What is expected> Examine the material below. Gather every line in which the string "vagy" appears.

Data records:
──────────
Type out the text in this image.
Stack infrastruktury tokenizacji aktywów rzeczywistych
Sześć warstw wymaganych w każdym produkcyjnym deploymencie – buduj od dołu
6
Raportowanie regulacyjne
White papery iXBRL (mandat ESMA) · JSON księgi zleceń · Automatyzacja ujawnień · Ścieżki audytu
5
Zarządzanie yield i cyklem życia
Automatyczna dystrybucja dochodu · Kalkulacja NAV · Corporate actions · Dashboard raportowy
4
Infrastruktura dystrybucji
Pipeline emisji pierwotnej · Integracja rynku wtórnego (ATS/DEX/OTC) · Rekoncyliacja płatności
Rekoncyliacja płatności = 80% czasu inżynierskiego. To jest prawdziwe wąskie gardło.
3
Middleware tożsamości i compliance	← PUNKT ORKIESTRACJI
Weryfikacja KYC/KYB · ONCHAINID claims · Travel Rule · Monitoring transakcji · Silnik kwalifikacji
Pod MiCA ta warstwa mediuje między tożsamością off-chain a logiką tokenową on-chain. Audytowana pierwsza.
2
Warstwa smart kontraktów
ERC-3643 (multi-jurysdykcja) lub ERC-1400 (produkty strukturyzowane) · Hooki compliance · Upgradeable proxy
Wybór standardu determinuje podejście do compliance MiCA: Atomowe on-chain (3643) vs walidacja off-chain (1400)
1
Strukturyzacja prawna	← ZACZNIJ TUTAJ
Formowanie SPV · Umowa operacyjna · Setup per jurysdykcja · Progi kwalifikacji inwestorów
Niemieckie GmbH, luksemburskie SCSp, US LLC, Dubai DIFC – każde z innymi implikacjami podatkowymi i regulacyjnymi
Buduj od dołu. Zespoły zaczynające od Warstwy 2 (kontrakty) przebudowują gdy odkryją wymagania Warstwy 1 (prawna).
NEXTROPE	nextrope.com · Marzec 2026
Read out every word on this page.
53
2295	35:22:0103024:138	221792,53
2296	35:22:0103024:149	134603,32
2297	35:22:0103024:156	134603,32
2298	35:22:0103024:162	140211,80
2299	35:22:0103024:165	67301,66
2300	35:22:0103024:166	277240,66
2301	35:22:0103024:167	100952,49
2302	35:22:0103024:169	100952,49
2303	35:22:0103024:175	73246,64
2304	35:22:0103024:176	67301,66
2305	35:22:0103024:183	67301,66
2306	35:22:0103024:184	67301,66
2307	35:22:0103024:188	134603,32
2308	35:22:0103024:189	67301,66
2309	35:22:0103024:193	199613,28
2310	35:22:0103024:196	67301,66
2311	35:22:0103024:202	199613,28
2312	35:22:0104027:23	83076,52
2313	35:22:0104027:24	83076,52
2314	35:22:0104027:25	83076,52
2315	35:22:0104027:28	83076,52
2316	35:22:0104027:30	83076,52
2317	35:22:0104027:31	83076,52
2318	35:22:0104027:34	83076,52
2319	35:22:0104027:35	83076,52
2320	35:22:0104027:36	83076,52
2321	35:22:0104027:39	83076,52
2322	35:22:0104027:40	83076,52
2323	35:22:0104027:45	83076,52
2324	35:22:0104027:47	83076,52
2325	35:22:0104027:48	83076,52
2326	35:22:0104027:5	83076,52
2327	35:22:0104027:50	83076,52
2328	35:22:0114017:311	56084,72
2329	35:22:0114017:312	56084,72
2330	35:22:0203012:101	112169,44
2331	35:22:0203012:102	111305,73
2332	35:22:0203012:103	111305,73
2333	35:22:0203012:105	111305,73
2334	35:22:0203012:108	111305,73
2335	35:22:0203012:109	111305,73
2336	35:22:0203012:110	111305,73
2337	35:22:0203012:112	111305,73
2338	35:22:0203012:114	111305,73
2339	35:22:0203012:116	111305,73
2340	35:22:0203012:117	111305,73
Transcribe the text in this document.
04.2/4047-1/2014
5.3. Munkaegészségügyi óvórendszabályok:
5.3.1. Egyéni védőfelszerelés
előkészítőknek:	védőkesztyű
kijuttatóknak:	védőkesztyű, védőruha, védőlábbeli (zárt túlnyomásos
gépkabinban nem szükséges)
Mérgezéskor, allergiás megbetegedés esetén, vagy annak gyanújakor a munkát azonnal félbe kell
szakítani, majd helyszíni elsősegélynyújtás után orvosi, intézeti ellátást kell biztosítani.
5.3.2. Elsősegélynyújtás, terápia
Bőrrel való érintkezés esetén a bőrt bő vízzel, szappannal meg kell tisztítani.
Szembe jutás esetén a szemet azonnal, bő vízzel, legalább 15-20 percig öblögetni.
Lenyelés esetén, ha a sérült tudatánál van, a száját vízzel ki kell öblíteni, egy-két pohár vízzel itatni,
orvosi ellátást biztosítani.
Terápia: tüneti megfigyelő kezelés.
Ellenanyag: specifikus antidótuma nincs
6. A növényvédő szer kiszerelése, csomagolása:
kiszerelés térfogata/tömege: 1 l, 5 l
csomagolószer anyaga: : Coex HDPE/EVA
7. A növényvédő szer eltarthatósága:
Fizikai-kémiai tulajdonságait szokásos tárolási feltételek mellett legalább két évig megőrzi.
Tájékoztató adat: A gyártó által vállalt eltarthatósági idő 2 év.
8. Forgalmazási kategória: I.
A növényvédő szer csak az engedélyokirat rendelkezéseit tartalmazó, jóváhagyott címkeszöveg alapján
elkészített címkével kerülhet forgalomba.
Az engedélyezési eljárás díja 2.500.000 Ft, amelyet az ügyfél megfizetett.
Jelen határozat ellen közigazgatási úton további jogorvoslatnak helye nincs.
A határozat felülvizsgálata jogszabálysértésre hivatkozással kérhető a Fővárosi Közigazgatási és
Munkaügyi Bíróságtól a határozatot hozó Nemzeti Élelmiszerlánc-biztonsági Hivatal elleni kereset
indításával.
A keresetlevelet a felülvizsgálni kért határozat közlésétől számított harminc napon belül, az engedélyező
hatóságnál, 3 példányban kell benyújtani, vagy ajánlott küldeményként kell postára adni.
──────────
Task solution>
Mérgezéskor, allergiás megbetegedés esetén, vagy annak gyanújakor a munkát azonnal félbe kell
hatóságnál, 3 példányban kell benyújtani, vagy ajánlott küldeményként kell postára adni.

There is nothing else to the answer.